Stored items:
┄┄┄┄┄┄┄┄┄┄┄┄┄┄┄┄┄┄┄┄

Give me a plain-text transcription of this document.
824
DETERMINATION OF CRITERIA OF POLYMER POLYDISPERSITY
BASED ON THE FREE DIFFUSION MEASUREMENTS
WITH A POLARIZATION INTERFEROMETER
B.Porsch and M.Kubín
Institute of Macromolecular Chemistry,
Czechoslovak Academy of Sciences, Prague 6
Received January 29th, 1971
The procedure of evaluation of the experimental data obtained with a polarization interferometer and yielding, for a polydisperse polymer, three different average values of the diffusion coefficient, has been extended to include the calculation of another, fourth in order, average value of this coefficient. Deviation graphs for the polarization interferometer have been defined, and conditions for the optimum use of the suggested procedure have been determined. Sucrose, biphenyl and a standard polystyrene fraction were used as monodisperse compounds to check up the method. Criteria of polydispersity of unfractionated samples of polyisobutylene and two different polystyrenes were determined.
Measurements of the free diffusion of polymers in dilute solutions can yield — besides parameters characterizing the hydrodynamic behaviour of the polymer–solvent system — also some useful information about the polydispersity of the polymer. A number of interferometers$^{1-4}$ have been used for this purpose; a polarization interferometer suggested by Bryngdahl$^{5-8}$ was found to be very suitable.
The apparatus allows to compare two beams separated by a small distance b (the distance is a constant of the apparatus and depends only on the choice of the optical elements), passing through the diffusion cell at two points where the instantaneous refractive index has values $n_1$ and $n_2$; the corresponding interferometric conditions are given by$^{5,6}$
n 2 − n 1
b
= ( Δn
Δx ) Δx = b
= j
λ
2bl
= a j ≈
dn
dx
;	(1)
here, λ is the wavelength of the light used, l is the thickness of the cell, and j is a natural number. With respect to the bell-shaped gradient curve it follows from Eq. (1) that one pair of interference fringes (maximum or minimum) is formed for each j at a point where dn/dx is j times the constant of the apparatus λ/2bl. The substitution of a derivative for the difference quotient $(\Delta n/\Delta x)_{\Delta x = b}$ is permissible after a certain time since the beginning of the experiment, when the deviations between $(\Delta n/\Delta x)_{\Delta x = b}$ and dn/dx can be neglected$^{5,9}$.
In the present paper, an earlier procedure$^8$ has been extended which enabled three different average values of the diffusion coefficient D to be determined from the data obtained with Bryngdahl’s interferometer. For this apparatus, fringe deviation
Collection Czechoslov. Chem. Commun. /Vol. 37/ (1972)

┄┄┄┄┄┄┄┄┄┄┄┄┄┄┄┄┄┄┄┄

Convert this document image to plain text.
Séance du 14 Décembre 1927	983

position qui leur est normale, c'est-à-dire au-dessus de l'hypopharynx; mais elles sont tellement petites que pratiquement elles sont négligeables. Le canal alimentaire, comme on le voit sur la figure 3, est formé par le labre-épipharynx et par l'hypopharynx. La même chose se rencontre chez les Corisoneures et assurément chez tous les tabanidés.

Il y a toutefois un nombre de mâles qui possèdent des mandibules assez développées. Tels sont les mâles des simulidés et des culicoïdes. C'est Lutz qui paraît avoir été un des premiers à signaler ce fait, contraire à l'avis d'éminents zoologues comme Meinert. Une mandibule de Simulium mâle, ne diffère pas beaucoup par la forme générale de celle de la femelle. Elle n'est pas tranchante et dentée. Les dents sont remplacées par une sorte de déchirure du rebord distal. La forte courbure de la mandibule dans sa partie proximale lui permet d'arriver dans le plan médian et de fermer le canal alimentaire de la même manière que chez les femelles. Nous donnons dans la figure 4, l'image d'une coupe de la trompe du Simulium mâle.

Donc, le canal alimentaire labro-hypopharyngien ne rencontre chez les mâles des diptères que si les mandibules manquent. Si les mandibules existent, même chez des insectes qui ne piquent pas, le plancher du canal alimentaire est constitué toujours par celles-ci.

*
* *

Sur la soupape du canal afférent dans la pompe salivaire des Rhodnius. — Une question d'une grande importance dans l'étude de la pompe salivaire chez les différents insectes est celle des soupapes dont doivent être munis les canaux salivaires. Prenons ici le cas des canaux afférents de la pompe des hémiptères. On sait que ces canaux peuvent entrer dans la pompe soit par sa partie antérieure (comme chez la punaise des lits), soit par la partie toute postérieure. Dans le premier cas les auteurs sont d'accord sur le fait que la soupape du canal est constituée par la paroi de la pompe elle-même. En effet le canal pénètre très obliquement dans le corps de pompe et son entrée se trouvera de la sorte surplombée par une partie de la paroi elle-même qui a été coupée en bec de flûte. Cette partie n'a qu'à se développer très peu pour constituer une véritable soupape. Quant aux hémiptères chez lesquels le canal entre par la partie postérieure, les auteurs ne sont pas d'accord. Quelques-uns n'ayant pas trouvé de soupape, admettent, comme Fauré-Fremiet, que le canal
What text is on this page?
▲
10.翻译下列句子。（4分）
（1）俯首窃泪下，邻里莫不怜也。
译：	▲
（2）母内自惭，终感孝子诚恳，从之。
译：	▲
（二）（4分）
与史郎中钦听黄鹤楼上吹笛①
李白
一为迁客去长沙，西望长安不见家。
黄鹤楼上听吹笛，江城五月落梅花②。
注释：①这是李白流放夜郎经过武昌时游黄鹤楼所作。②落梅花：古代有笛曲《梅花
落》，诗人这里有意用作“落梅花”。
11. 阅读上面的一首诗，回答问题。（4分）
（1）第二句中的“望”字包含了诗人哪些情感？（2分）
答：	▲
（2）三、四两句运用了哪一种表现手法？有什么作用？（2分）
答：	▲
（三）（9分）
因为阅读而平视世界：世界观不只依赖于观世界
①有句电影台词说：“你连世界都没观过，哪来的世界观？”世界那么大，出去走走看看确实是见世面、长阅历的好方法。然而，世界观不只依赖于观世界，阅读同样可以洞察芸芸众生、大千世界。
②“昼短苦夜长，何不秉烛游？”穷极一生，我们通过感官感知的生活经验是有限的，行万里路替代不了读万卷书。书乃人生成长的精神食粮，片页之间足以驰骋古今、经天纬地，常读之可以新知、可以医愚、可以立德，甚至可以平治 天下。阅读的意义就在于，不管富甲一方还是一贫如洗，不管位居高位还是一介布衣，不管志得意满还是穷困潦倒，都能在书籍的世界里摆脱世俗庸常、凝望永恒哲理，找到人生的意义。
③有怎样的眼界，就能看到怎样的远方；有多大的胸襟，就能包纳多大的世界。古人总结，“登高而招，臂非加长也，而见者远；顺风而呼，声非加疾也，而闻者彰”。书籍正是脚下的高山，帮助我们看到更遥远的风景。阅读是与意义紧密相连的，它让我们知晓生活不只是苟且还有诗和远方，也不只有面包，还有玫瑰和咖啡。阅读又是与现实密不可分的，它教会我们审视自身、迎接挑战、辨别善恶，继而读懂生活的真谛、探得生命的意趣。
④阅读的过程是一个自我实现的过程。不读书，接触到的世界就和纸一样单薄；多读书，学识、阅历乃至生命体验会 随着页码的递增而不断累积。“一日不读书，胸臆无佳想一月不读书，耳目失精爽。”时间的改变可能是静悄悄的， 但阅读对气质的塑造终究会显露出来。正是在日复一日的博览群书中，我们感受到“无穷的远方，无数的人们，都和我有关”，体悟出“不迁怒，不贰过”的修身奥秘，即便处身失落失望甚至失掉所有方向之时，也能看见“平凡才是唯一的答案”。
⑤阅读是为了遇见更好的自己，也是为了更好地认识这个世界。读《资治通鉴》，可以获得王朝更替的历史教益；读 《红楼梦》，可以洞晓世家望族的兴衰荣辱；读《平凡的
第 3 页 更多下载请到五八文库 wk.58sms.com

┄┄┄┄┄┄┄┄┄┄┄┄┄┄┄┄┄┄┄┄

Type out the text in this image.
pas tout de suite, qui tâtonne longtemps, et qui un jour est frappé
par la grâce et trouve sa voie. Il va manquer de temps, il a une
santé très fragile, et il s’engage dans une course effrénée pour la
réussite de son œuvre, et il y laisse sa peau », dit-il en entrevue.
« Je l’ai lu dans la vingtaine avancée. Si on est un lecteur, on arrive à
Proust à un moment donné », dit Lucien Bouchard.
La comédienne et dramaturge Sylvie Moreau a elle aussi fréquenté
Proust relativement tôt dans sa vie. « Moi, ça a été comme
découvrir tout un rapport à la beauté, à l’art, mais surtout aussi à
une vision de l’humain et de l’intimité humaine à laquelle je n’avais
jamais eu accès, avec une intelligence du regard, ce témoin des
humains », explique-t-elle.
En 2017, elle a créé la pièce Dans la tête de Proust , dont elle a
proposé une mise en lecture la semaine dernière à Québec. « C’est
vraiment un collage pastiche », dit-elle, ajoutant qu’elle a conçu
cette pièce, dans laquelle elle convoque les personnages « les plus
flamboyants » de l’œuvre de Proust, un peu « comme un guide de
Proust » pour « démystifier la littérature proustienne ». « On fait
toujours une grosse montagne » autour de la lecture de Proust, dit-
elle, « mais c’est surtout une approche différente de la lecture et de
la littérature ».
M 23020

┄┄┄┄┄┄┄┄┄┄┄┄┄┄┄┄┄┄┄┄

TO DO:
Give the number of lines in the listing above that contain "toujours", and nothing else.

REPLY:
2